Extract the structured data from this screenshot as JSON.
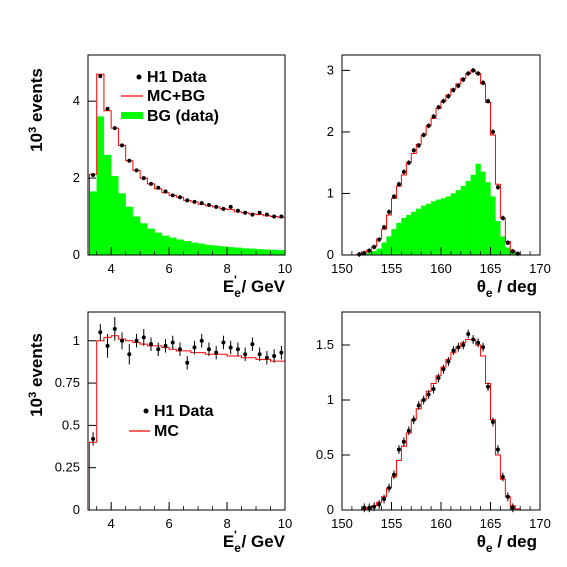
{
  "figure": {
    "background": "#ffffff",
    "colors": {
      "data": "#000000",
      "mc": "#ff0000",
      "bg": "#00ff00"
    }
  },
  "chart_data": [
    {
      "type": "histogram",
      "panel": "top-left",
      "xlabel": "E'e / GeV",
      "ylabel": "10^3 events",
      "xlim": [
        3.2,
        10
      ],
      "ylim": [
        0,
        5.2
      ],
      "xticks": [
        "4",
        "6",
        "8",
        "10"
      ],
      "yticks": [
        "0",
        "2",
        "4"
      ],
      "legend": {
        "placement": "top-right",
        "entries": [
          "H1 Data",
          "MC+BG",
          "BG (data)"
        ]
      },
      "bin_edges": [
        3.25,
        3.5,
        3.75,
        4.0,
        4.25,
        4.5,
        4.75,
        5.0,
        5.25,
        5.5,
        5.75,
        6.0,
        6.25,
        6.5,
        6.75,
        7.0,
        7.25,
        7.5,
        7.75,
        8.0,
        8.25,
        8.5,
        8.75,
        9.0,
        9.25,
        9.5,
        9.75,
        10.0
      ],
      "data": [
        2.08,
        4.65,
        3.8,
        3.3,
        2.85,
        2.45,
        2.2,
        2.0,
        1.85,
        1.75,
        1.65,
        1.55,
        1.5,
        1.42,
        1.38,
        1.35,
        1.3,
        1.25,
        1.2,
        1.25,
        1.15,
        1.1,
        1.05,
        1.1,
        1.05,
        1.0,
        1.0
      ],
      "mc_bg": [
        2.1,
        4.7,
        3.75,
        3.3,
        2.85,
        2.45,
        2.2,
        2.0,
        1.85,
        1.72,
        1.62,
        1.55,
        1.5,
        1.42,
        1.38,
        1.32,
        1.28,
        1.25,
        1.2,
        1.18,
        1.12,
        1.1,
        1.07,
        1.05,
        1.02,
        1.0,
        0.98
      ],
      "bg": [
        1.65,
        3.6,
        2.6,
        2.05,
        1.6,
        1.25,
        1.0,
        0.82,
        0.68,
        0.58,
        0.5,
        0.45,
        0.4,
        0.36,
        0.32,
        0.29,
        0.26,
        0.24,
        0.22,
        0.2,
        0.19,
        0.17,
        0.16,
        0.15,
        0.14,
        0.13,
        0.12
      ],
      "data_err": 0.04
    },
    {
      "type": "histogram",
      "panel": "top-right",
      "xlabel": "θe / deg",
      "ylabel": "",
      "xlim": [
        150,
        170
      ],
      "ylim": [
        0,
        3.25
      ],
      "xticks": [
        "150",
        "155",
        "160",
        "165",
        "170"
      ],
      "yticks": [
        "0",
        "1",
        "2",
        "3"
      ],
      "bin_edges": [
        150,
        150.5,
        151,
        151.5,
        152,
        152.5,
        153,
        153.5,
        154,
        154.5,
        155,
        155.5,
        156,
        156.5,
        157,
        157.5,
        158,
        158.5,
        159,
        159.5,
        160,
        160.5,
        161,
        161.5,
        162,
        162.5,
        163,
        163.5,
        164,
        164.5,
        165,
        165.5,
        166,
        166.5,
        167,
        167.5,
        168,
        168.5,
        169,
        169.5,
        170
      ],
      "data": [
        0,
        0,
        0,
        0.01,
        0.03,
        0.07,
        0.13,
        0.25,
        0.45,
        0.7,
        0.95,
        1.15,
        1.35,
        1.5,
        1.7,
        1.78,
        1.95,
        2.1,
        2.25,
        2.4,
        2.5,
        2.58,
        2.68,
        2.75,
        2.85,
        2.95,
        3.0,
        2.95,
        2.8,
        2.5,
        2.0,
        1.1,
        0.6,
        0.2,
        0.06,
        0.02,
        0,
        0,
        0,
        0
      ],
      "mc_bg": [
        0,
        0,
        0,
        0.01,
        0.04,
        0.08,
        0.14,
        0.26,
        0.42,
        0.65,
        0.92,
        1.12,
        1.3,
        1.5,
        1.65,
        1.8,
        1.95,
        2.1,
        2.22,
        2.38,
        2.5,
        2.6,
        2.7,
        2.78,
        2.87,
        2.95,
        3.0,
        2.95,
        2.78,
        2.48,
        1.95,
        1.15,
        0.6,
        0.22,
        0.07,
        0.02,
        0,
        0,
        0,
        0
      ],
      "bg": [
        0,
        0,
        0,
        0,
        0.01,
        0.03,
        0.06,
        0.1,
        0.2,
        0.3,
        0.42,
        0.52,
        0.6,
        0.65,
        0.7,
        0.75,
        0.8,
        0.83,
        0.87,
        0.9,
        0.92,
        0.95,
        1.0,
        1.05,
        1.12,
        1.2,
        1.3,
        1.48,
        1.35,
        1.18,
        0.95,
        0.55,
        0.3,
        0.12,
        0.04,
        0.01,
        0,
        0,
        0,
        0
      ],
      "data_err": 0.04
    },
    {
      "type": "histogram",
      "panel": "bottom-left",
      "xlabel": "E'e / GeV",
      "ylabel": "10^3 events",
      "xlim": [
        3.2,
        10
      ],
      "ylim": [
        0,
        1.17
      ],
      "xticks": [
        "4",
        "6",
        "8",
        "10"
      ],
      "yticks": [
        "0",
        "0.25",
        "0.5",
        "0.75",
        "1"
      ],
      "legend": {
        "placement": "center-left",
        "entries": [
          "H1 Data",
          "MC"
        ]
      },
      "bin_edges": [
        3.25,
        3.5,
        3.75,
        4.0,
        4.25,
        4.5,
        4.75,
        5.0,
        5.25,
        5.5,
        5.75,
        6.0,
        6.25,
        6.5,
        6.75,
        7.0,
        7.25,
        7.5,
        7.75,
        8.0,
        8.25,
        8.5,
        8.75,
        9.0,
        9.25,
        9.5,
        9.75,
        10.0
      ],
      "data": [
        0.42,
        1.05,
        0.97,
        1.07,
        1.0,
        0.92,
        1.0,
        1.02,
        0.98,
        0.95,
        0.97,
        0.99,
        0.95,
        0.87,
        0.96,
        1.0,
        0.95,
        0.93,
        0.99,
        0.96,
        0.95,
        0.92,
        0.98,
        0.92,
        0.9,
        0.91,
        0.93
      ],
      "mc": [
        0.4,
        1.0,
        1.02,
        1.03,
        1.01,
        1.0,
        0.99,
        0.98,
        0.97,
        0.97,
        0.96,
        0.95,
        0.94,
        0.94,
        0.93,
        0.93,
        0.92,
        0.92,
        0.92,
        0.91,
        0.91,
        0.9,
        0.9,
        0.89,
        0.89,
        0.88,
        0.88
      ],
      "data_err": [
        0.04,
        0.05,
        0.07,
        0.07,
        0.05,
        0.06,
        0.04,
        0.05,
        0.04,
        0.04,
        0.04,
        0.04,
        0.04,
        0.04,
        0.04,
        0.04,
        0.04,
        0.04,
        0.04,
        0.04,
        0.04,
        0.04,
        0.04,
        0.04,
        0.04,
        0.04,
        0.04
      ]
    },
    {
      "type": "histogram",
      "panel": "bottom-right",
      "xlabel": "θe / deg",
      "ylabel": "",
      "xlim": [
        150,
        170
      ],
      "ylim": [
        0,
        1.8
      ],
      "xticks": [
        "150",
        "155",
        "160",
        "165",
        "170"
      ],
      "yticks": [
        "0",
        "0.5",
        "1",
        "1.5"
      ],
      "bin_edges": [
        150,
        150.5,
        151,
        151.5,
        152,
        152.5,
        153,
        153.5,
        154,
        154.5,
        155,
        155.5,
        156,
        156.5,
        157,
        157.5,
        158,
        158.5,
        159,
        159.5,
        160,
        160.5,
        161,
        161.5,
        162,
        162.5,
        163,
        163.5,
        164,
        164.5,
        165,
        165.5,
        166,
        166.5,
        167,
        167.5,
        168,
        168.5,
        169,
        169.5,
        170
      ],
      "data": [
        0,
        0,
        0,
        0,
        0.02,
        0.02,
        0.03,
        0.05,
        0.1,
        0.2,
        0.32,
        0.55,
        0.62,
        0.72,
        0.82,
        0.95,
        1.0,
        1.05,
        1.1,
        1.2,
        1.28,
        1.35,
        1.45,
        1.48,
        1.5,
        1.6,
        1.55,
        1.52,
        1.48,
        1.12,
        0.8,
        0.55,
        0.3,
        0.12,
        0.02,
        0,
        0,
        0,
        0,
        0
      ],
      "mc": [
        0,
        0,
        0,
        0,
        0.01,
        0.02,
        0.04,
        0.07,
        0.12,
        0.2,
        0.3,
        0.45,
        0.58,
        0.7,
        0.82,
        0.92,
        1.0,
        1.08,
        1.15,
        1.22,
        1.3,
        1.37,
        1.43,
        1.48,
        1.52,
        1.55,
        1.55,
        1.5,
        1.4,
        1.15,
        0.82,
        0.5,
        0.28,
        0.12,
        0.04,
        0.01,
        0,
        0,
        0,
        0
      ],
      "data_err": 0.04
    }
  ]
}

# The exercise
Using the data above, copy each line that contains "left".

# Solution for this exercise
      "panel": "top-left",
      "panel": "bottom-left",
        "placement": "center-left",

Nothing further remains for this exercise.